▶ Given records:
====

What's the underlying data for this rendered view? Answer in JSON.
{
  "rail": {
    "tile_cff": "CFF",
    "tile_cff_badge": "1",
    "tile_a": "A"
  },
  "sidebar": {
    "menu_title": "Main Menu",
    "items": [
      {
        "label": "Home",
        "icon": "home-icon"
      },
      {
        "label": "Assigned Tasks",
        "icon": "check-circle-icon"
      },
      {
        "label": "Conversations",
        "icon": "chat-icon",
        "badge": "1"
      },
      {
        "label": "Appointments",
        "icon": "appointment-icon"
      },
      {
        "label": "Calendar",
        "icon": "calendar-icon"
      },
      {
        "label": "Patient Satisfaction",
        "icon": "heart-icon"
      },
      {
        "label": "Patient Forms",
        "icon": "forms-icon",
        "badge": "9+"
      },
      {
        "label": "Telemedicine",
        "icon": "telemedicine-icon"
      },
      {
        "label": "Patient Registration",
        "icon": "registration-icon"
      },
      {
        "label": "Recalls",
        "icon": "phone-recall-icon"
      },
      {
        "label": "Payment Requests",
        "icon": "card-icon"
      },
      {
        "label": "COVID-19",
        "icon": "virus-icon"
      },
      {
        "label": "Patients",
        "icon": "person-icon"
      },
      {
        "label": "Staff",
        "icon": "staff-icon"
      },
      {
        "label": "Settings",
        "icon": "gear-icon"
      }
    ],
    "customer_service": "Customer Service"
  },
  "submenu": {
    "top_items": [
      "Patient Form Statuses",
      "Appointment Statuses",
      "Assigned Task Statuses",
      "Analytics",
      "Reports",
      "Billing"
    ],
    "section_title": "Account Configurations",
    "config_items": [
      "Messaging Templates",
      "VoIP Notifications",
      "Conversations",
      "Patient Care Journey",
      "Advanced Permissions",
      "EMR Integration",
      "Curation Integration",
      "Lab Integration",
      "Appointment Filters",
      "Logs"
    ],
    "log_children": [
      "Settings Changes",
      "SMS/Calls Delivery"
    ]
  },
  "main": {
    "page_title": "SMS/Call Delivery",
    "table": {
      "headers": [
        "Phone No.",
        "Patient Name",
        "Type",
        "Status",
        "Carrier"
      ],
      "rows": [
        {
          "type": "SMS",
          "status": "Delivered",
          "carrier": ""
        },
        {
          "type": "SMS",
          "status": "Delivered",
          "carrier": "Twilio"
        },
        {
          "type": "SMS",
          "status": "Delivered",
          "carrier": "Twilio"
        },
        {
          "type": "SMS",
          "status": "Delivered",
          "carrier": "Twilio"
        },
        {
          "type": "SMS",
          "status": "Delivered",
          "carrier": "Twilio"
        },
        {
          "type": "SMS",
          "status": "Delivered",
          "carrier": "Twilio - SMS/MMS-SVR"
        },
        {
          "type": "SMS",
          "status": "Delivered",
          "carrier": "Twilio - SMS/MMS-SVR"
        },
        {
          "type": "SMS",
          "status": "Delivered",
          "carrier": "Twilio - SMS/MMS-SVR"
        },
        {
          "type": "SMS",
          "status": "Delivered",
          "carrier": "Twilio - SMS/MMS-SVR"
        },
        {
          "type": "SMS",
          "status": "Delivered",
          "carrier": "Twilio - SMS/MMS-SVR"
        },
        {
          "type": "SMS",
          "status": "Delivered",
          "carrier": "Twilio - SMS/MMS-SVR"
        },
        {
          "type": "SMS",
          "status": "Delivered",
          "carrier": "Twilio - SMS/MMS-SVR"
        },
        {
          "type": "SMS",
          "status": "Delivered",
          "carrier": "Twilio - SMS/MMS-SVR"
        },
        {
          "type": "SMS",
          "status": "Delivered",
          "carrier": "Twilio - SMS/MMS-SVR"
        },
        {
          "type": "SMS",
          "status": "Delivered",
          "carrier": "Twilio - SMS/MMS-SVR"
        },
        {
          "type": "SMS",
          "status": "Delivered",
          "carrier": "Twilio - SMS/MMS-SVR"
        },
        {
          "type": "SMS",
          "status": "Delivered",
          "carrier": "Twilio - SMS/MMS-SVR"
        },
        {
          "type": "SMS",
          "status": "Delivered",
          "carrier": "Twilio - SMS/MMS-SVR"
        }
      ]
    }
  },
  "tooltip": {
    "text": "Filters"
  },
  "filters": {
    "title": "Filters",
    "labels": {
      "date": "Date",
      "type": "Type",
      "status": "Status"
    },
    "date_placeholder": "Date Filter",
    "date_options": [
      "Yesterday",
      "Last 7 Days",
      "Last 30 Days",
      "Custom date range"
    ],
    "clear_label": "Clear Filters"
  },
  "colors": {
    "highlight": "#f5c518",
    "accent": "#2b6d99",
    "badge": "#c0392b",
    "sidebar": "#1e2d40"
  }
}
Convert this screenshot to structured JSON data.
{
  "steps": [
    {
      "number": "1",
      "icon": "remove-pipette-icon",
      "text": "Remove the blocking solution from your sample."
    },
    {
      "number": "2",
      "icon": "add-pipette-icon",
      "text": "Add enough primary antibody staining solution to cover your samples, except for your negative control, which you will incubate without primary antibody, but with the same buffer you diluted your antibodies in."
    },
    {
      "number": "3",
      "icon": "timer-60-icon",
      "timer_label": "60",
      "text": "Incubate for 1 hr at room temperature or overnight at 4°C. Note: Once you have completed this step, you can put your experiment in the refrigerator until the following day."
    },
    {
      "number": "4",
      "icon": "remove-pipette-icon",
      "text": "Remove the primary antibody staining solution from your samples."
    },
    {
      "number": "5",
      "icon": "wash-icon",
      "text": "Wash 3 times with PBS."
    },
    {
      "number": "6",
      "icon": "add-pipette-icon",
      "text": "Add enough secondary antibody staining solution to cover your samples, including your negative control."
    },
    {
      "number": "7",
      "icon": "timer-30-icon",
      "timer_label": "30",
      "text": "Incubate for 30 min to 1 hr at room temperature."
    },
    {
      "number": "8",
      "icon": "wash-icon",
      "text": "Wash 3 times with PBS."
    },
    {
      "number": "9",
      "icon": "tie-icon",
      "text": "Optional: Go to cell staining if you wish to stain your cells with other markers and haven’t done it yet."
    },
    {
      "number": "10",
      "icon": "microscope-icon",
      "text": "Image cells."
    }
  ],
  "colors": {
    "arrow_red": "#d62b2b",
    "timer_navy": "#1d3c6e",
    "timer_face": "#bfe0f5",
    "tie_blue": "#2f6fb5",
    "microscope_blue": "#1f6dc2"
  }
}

====

▶ Requirement: Going through the entries, return every line holding the word "JSON".

▶ Written answer:
What's the underlying data for this rendered view? Answer in JSON.
Convert this screenshot to structured JSON data.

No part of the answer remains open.